- Data shown -
#####

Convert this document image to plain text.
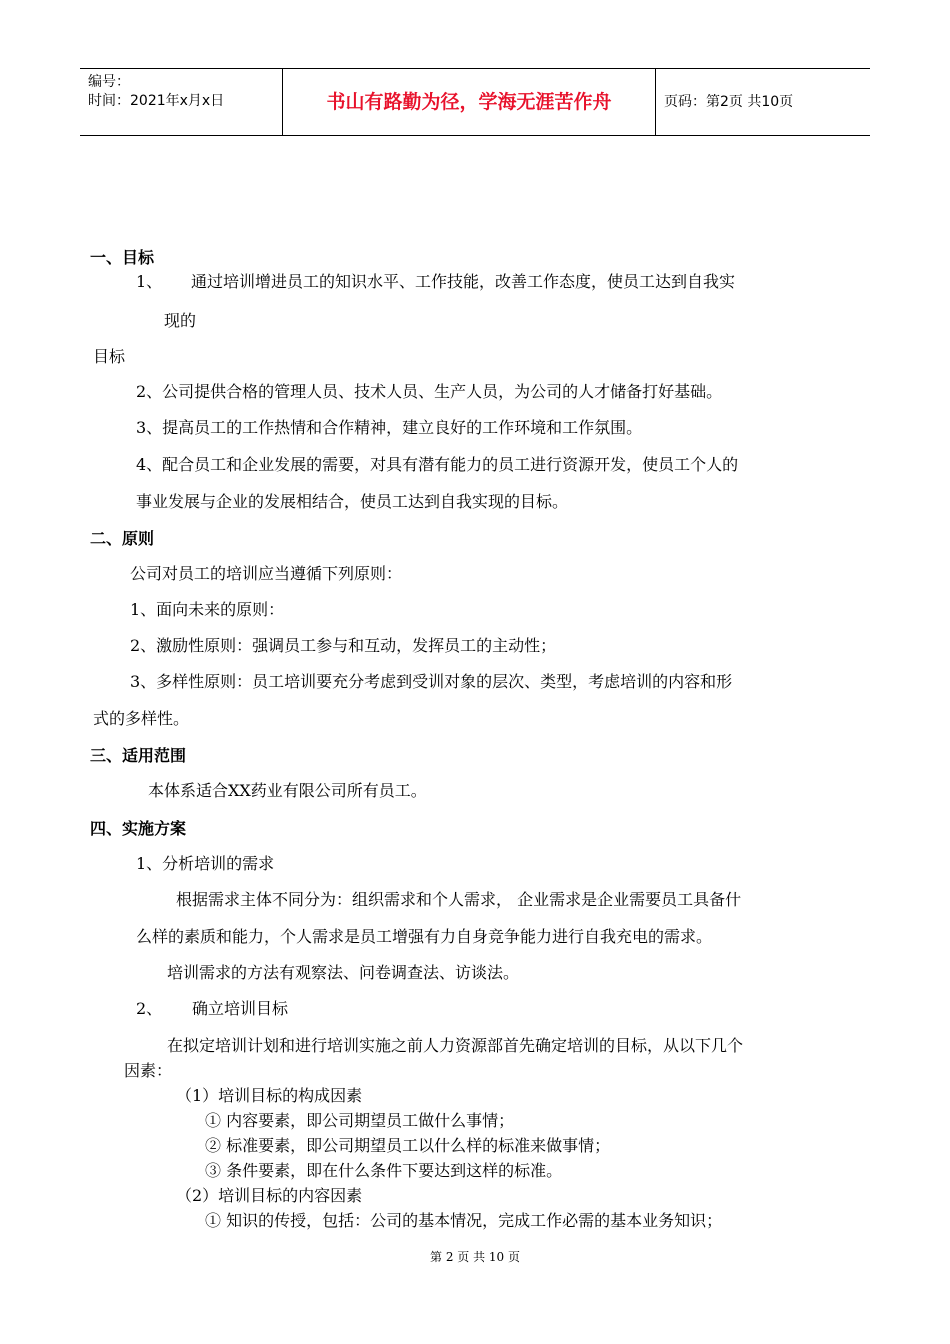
编号：
时间：2021年x月x日	书山有路勤为径，学海无涯苦作舟	页码：第2页 共10页
一、目标
1、 通过培训增进员工的知识水平、工作技能，改善工作态度，使员工达到自我实
现的
目标
2、公司提供合格的管理人员、技术人员、生产人员，为公司的人才储备打好基础。
3、提高员工的工作热情和合作精神，建立良好的工作环境和工作氛围。
4、配合员工和企业发展的需要，对具有潜有能力的员工进行资源开发，使员工个人的
事业发展与企业的发展相结合，使员工达到自我实现的目标。
二、原则
公司对员工的培训应当遵循下列原则：
1、面向未来的原则：
2、激励性原则：强调员工参与和互动，发挥员工的主动性；
3、多样性原则：员工培训要充分考虑到受训对象的层次、类型，考虑培训的内容和形
式的多样性。
三、适用范围
本体系适合XX药业有限公司所有员工。
四、实施方案
1、分析培训的需求
根据需求主体不同分为：组织需求和个人需求， 企业需求是企业需要员工具备什
么样的素质和能力，个人需求是员工增强有力自身竞争能力进行自我充电的需求。
培训需求的方法有观察法、问卷调查法、访谈法。
2、 确立培训目标
在拟定培训计划和进行培训实施之前人力资源部首先确定培训的目标，从以下几个
因素：
（1）培训目标的构成因素
① 内容要素，即公司期望员工做什么事情；
② 标准要素，即公司期望员工以什么样的标准来做事情；
③ 条件要素，即在什么条件下要达到这样的标准。
（2）培训目标的内容因素
① 知识的传授，包括：公司的基本情况，完成工作必需的基本业务知识；
第 2 页 共 10 页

#####

- Goal -
Using the data above, print every line exactly, omitting pictures.

- Answer to this problem -
Convert this document image to plain text.
编号：
时间：2021年x月x日	书山有路勤为径，学海无涯苦作舟	页码：第2页 共10页
一、目标
1、 通过培训增进员工的知识水平、工作技能，改善工作态度，使员工达到自我实
现的
目标
2、公司提供合格的管理人员、技术人员、生产人员，为公司的人才储备打好基础。
3、提高员工的工作热情和合作精神，建立良好的工作环境和工作氛围。
4、配合员工和企业发展的需要，对具有潜有能力的员工进行资源开发，使员工个人的
事业发展与企业的发展相结合，使员工达到自我实现的目标。
二、原则
公司对员工的培训应当遵循下列原则：
1、面向未来的原则：
2、激励性原则：强调员工参与和互动，发挥员工的主动性；
3、多样性原则：员工培训要充分考虑到受训对象的层次、类型，考虑培训的内容和形
式的多样性。
三、适用范围
本体系适合XX药业有限公司所有员工。
四、实施方案
1、分析培训的需求
根据需求主体不同分为：组织需求和个人需求， 企业需求是企业需要员工具备什
么样的素质和能力，个人需求是员工增强有力自身竞争能力进行自我充电的需求。
培训需求的方法有观察法、问卷调查法、访谈法。
2、 确立培训目标
在拟定培训计划和进行培训实施之前人力资源部首先确定培训的目标，从以下几个
因素：
（1）培训目标的构成因素
① 内容要素，即公司期望员工做什么事情；
② 标准要素，即公司期望员工以什么样的标准来做事情；
③ 条件要素，即在什么条件下要达到这样的标准。
（2）培训目标的内容因素
① 知识的传授，包括：公司的基本情况，完成工作必需的基本业务知识；
第 2 页 共 10 页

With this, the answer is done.